Omit the pictures, then reproduce every remaining record exactly.

## Records for this exercise

════

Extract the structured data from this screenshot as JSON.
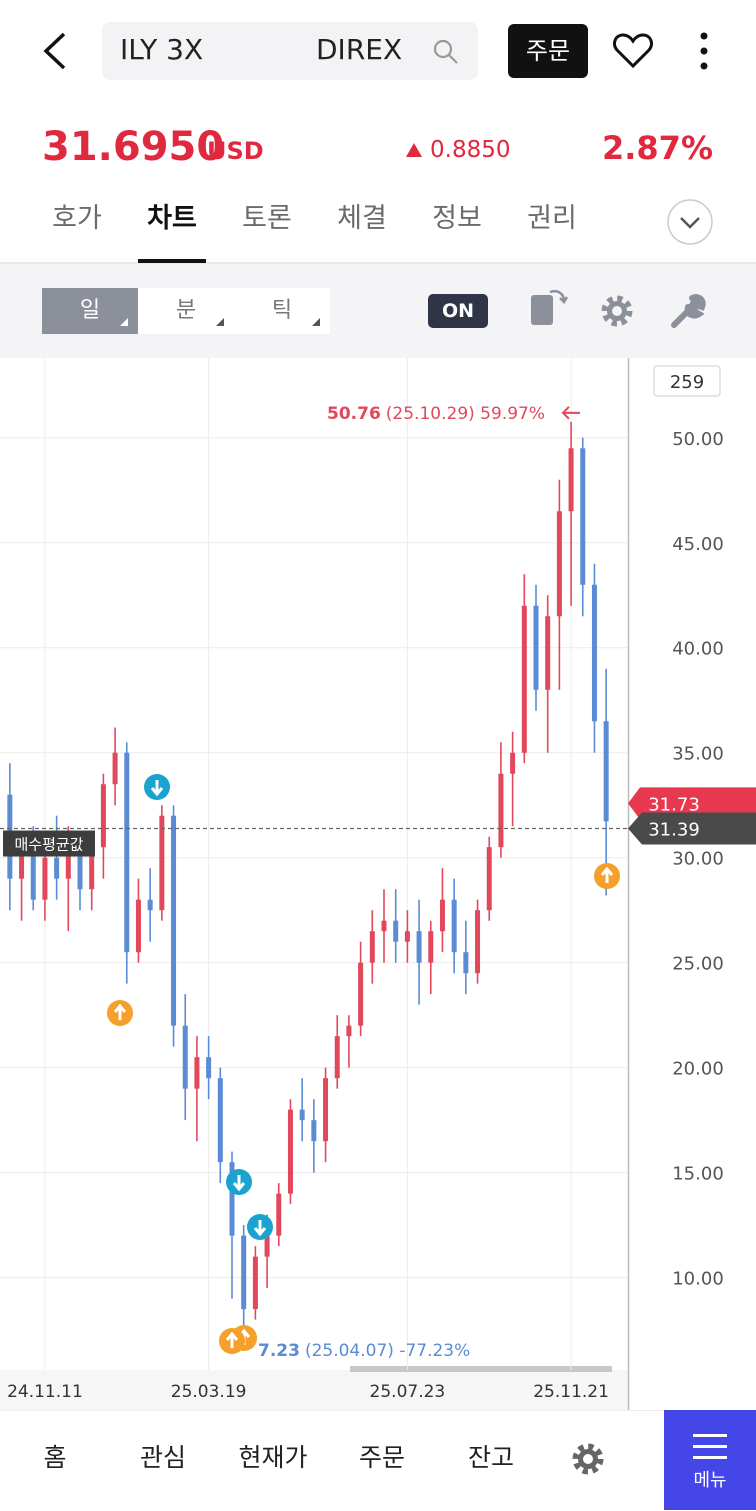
{
  "header": {
    "search_text_left": "ILY 3X",
    "search_text_right": "DIREX",
    "order_button": "주문"
  },
  "quote": {
    "price": "31.6950",
    "currency": "USD",
    "change": "0.8850",
    "change_percent": "2.87%"
  },
  "tabs": [
    "호가",
    "차트",
    "토론",
    "체결",
    "정보",
    "권리"
  ],
  "selected_tab": "차트",
  "toolbar": {
    "periods": [
      "일",
      "분",
      "틱"
    ],
    "selected_period": "일",
    "toggle": "ON"
  },
  "chart_data": {
    "type": "candlestick",
    "categories": [
      null,
      null,
      null,
      "24.11.11",
      null,
      null,
      null,
      null,
      null,
      null,
      null,
      null,
      null,
      null,
      null,
      null,
      null,
      "25.03.19",
      null,
      null,
      null,
      null,
      null,
      null,
      null,
      null,
      null,
      null,
      null,
      null,
      null,
      null,
      null,
      null,
      "25.07.23",
      null,
      null,
      null,
      null,
      null,
      null,
      null,
      null,
      null,
      null,
      null,
      null,
      null,
      "25.11.21",
      null,
      null,
      null
    ],
    "open": [
      33,
      29,
      30.5,
      28,
      30,
      29,
      30.5,
      28.5,
      30.5,
      33.5,
      35,
      25.5,
      28,
      27.5,
      32,
      22,
      19,
      20.5,
      19.5,
      15.5,
      12,
      8.5,
      11,
      12,
      14,
      18,
      17.5,
      16.5,
      19.5,
      21.5,
      22,
      25,
      26.5,
      27,
      26,
      26.5,
      25,
      26.5,
      28,
      25.5,
      24.5,
      27.5,
      30.5,
      34,
      35,
      42,
      38,
      41.5,
      46.5,
      49.5,
      43,
      36.5
    ],
    "high": [
      34.5,
      31,
      31.5,
      30.5,
      32,
      31.5,
      31,
      31,
      34,
      36.2,
      35.5,
      29,
      29.5,
      32.5,
      32.5,
      23.5,
      21.5,
      21.5,
      20,
      16,
      12.5,
      11.5,
      13,
      14.5,
      18.5,
      19.5,
      18.5,
      20,
      22.5,
      22.5,
      26,
      27.5,
      28.5,
      28.5,
      27.5,
      28,
      27,
      29.5,
      29,
      27,
      28,
      31,
      35.5,
      36,
      43.5,
      43,
      42.5,
      48,
      50.76,
      50,
      44,
      39
    ],
    "low": [
      27.5,
      27,
      27.5,
      27,
      28,
      26.5,
      27.5,
      27.5,
      29,
      32.5,
      24,
      25,
      26,
      27,
      21,
      17.5,
      16.5,
      18.5,
      14.5,
      9,
      7.23,
      8,
      9.5,
      11.5,
      13.5,
      16.5,
      15,
      15.5,
      19,
      20,
      21.5,
      24,
      25,
      25,
      25,
      23,
      23.5,
      25.5,
      24.5,
      23.5,
      24,
      27,
      30,
      31.5,
      34.5,
      37,
      35,
      38,
      42,
      41.5,
      35,
      28.2
    ],
    "close": [
      29,
      30.5,
      28,
      30,
      29,
      30.5,
      28.5,
      30.5,
      33.5,
      35,
      25.5,
      28,
      27.5,
      32,
      22,
      19,
      20.5,
      19.5,
      15.5,
      12,
      8.5,
      11,
      12,
      14,
      18,
      17.5,
      16.5,
      19.5,
      21.5,
      22,
      25,
      26.5,
      27,
      26,
      26.5,
      25,
      26.5,
      28,
      25.5,
      24.5,
      27.5,
      30.5,
      34,
      35,
      42,
      38,
      41.5,
      46.5,
      49.5,
      43,
      36.5,
      31.73
    ],
    "up_color": "#e2485b",
    "down_color": "#5a8bd5",
    "ylim": [
      5.6,
      53.8
    ],
    "yticks": [
      {
        "value": 10,
        "label": "10.00"
      },
      {
        "value": 15,
        "label": "15.00"
      },
      {
        "value": 20,
        "label": "20.00"
      },
      {
        "value": 25,
        "label": "25.00"
      },
      {
        "value": 30,
        "label": "30.00"
      },
      {
        "value": 35,
        "label": "35.00"
      },
      {
        "value": 40,
        "label": "40.00"
      },
      {
        "value": 45,
        "label": "45.00"
      },
      {
        "value": 50,
        "label": "50.00"
      }
    ],
    "grid": true,
    "visible_count": 259,
    "average_price_label": "매수평균값",
    "average_price": 31.39,
    "last_price": 31.73,
    "high_annotation": {
      "value": 50.76,
      "detail": "(25.10.29) 59.97%"
    },
    "low_annotation": {
      "value": 7.23,
      "detail": "(25.04.07) -77.23%"
    }
  },
  "bottom_nav": [
    "홈",
    "관심",
    "현재가",
    "주문",
    "잔고"
  ],
  "menu": "메뉴"
}
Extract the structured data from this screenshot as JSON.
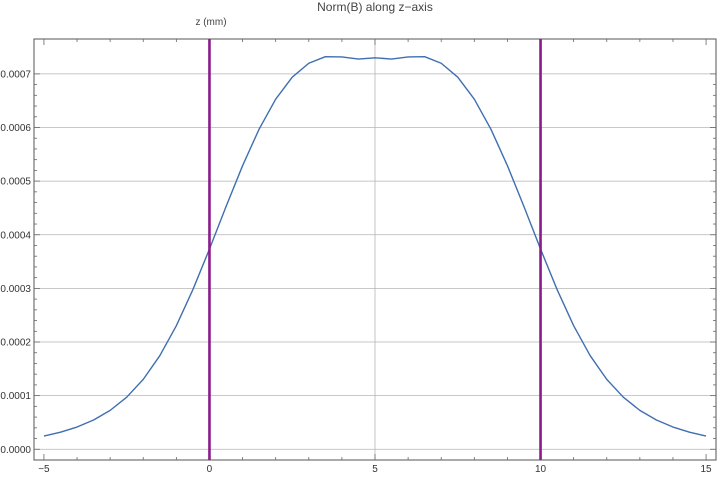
{
  "chart_data": {
    "type": "line",
    "title": "Norm(B) along z−axis",
    "xlabel": "z (mm)",
    "ylabel": "",
    "xlim": [
      -5.3,
      15.3
    ],
    "ylim": [
      -2e-05,
      0.000765
    ],
    "grid": true,
    "legend": "none",
    "x_ticks": [
      {
        "value": -5,
        "label": "−5"
      },
      {
        "value": 0,
        "label": "0"
      },
      {
        "value": 5,
        "label": "5"
      },
      {
        "value": 10,
        "label": "10"
      },
      {
        "value": 15,
        "label": "15"
      }
    ],
    "y_ticks": [
      {
        "value": 0.0,
        "label": "0.0000"
      },
      {
        "value": 0.0001,
        "label": "0.0001"
      },
      {
        "value": 0.0002,
        "label": "0.0002"
      },
      {
        "value": 0.0003,
        "label": "0.0003"
      },
      {
        "value": 0.0004,
        "label": "0.0004"
      },
      {
        "value": 0.0005,
        "label": "0.0005"
      },
      {
        "value": 0.0006,
        "label": "0.0006"
      },
      {
        "value": 0.0007,
        "label": "0.0007"
      }
    ],
    "x_grid": [
      0,
      5,
      10
    ],
    "series": [
      {
        "color": "#3f6fb0",
        "x": [
          -5,
          -4.5,
          -4,
          -3.5,
          -3,
          -2.5,
          -2,
          -1.5,
          -1,
          -0.5,
          0,
          0.5,
          1,
          1.5,
          2,
          2.5,
          3,
          3.5,
          4,
          4.5,
          5,
          5.5,
          6,
          6.5,
          7,
          7.5,
          8,
          8.5,
          9,
          9.5,
          10,
          10.5,
          11,
          11.5,
          12,
          12.5,
          13,
          13.5,
          14,
          14.5,
          15
        ],
        "y": [
          2.47e-05,
          3.18e-05,
          4.15e-05,
          5.46e-05,
          7.25e-05,
          9.71e-05,
          0.0001304,
          0.0001745,
          0.0002305,
          0.0002978,
          0.0003734,
          0.0004524,
          0.0005288,
          0.000597,
          0.0006528,
          0.0006938,
          0.0007198,
          0.000732,
          0.0007316,
          0.0007276,
          0.00073,
          0.0007276,
          0.0007316,
          0.000732,
          0.0007198,
          0.0006938,
          0.0006528,
          0.000597,
          0.0005288,
          0.0004524,
          0.0003734,
          0.0002978,
          0.0002305,
          0.0001745,
          0.0001304,
          9.71e-05,
          7.25e-05,
          5.46e-05,
          4.15e-05,
          3.18e-05,
          2.47e-05
        ]
      }
    ],
    "vertical_lines": [
      {
        "x": 0,
        "color": "#8b1a8b"
      },
      {
        "x": 10,
        "color": "#8b1a8b"
      }
    ],
    "colors": {
      "frame": "#555555",
      "grid": "#b5b5b5",
      "curve": "#3f6fb0",
      "marker_lines": "#8b1a8b"
    }
  }
}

════

## Output below
Extract the structured data from this screenshot as JSON.
{
  "header": {
    "search_text_left": "ILY 3X",
    "search_text_right": "DIREX",
    "order_button": "주문"
  },
  "quote": {
    "price": "31.6950",
    "currency": "USD",
    "change": "0.8850",
    "change_percent": "2.87%"
  },
  "tabs": [
    "호가",
    "차트",
    "토론",
    "체결",
    "정보",
    "권리"
  ],
  "selected_tab": "차트",
  "toolbar": {
    "periods": [
      "일",
      "분",
      "틱"
    ],
    "selected_period": "일",
    "toggle": "ON"
  },
  "chart_data": {
    "type": "candlestick",
    "categories": [
      null,
      null,
      null,
      "24.11.11",
      null,
      null,
      null,
      null,
      null,
      null,
      null,
      null,
      null,
      null,
      null,
      null,
      null,
      "25.03.19",
      null,
      null,
      null,
      null,
      null,
      null,
      null,
      null,
      null,
      null,
      null,
      null,
      null,
      null,
      null,
      null,
      "25.07.23",
      null,
      null,
      null,
      null,
      null,
      null,
      null,
      null,
      null,
      null,
      null,
      null,
      null,
      "25.11.21",
      null,
      null,
      null
    ],
    "open": [
      33,
      29,
      30.5,
      28,
      30,
      29,
      30.5,
      28.5,
      30.5,
      33.5,
      35,
      25.5,
      28,
      27.5,
      32,
      22,
      19,
      20.5,
      19.5,
      15.5,
      12,
      8.5,
      11,
      12,
      14,
      18,
      17.5,
      16.5,
      19.5,
      21.5,
      22,
      25,
      26.5,
      27,
      26,
      26.5,
      25,
      26.5,
      28,
      25.5,
      24.5,
      27.5,
      30.5,
      34,
      35,
      42,
      38,
      41.5,
      46.5,
      49.5,
      43,
      36.5
    ],
    "high": [
      34.5,
      31,
      31.5,
      30.5,
      32,
      31.5,
      31,
      31,
      34,
      36.2,
      35.5,
      29,
      29.5,
      32.5,
      32.5,
      23.5,
      21.5,
      21.5,
      20,
      16,
      12.5,
      11.5,
      13,
      14.5,
      18.5,
      19.5,
      18.5,
      20,
      22.5,
      22.5,
      26,
      27.5,
      28.5,
      28.5,
      27.5,
      28,
      27,
      29.5,
      29,
      27,
      28,
      31,
      35.5,
      36,
      43.5,
      43,
      42.5,
      48,
      50.76,
      50,
      44,
      39
    ],
    "low": [
      27.5,
      27,
      27.5,
      27,
      28,
      26.5,
      27.5,
      27.5,
      29,
      32.5,
      24,
      25,
      26,
      27,
      21,
      17.5,
      16.5,
      18.5,
      14.5,
      9,
      7.23,
      8,
      9.5,
      11.5,
      13.5,
      16.5,
      15,
      15.5,
      19,
      20,
      21.5,
      24,
      25,
      25,
      25,
      23,
      23.5,
      25.5,
      24.5,
      23.5,
      24,
      27,
      30,
      31.5,
      34.5,
      37,
      35,
      38,
      42,
      41.5,
      35,
      28.2
    ],
    "close": [
      29,
      30.5,
      28,
      30,
      29,
      30.5,
      28.5,
      30.5,
      33.5,
      35,
      25.5,
      28,
      27.5,
      32,
      22,
      19,
      20.5,
      19.5,
      15.5,
      12,
      8.5,
      11,
      12,
      14,
      18,
      17.5,
      16.5,
      19.5,
      21.5,
      22,
      25,
      26.5,
      27,
      26,
      26.5,
      25,
      26.5,
      28,
      25.5,
      24.5,
      27.5,
      30.5,
      34,
      35,
      42,
      38,
      41.5,
      46.5,
      49.5,
      43,
      36.5,
      31.73
    ],
    "up_color": "#e2485b",
    "down_color": "#5a8bd5",
    "ylim": [
      5.6,
      53.8
    ],
    "yticks": [
      {
        "value": 10,
        "label": "10.00"
      },
      {
        "value": 15,
        "label": "15.00"
      },
      {
        "value": 20,
        "label": "20.00"
      },
      {
        "value": 25,
        "label": "25.00"
      },
      {
        "value": 30,
        "label": "30.00"
      },
      {
        "value": 35,
        "label": "35.00"
      },
      {
        "value": 40,
        "label": "40.00"
      },
      {
        "value": 45,
        "label": "45.00"
      },
      {
        "value": 50,
        "label": "50.00"
      }
    ],
    "grid": true,
    "visible_count": 259,
    "average_price_label": "매수평균값",
    "average_price": 31.39,
    "last_price": 31.73,
    "high_annotation": {
      "value": 50.76,
      "detail": "(25.10.29) 59.97%"
    },
    "low_annotation": {
      "value": 7.23,
      "detail": "(25.04.07) -77.23%"
    }
  },
  "bottom_nav": [
    "홈",
    "관심",
    "현재가",
    "주문",
    "잔고"
  ],
  "menu": "메뉴"
}
Extract the structured data from this screenshot as JSON.
{
  "chart_data": {
    "type": "line",
    "title": "Norm(B) along z−axis",
    "xlabel": "z (mm)",
    "ylabel": "",
    "xlim": [
      -5.3,
      15.3
    ],
    "ylim": [
      -2e-05,
      0.000765
    ],
    "grid": true,
    "legend": "none",
    "x_ticks": [
      {
        "value": -5,
        "label": "−5"
      },
      {
        "value": 0,
        "label": "0"
      },
      {
        "value": 5,
        "label": "5"
      },
      {
        "value": 10,
        "label": "10"
      },
      {
        "value": 15,
        "label": "15"
      }
    ],
    "y_ticks": [
      {
        "value": 0.0,
        "label": "0.0000"
      },
      {
        "value": 0.0001,
        "label": "0.0001"
      },
      {
        "value": 0.0002,
        "label": "0.0002"
      },
      {
        "value": 0.0003,
        "label": "0.0003"
      },
      {
        "value": 0.0004,
        "label": "0.0004"
      },
      {
        "value": 0.0005,
        "label": "0.0005"
      },
      {
        "value": 0.0006,
        "label": "0.0006"
      },
      {
        "value": 0.0007,
        "label": "0.0007"
      }
    ],
    "x_grid": [
      0,
      5,
      10
    ],
    "series": [
      {
        "color": "#3f6fb0",
        "x": [
          -5,
          -4.5,
          -4,
          -3.5,
          -3,
          -2.5,
          -2,
          -1.5,
          -1,
          -0.5,
          0,
          0.5,
          1,
          1.5,
          2,
          2.5,
          3,
          3.5,
          4,
          4.5,
          5,
          5.5,
          6,
          6.5,
          7,
          7.5,
          8,
          8.5,
          9,
          9.5,
          10,
          10.5,
          11,
          11.5,
          12,
          12.5,
          13,
          13.5,
          14,
          14.5,
          15
        ],
        "y": [
          2.47e-05,
          3.18e-05,
          4.15e-05,
          5.46e-05,
          7.25e-05,
          9.71e-05,
          0.0001304,
          0.0001745,
          0.0002305,
          0.0002978,
          0.0003734,
          0.0004524,
          0.0005288,
          0.000597,
          0.0006528,
          0.0006938,
          0.0007198,
          0.000732,
          0.0007316,
          0.0007276,
          0.00073,
          0.0007276,
          0.0007316,
          0.000732,
          0.0007198,
          0.0006938,
          0.0006528,
          0.000597,
          0.0005288,
          0.0004524,
          0.0003734,
          0.0002978,
          0.0002305,
          0.0001745,
          0.0001304,
          9.71e-05,
          7.25e-05,
          5.46e-05,
          4.15e-05,
          3.18e-05,
          2.47e-05
        ]
      }
    ],
    "vertical_lines": [
      {
        "x": 0,
        "color": "#8b1a8b"
      },
      {
        "x": 10,
        "color": "#8b1a8b"
      }
    ],
    "colors": {
      "frame": "#555555",
      "grid": "#b5b5b5",
      "curve": "#3f6fb0",
      "marker_lines": "#8b1a8b"
    }
  }
}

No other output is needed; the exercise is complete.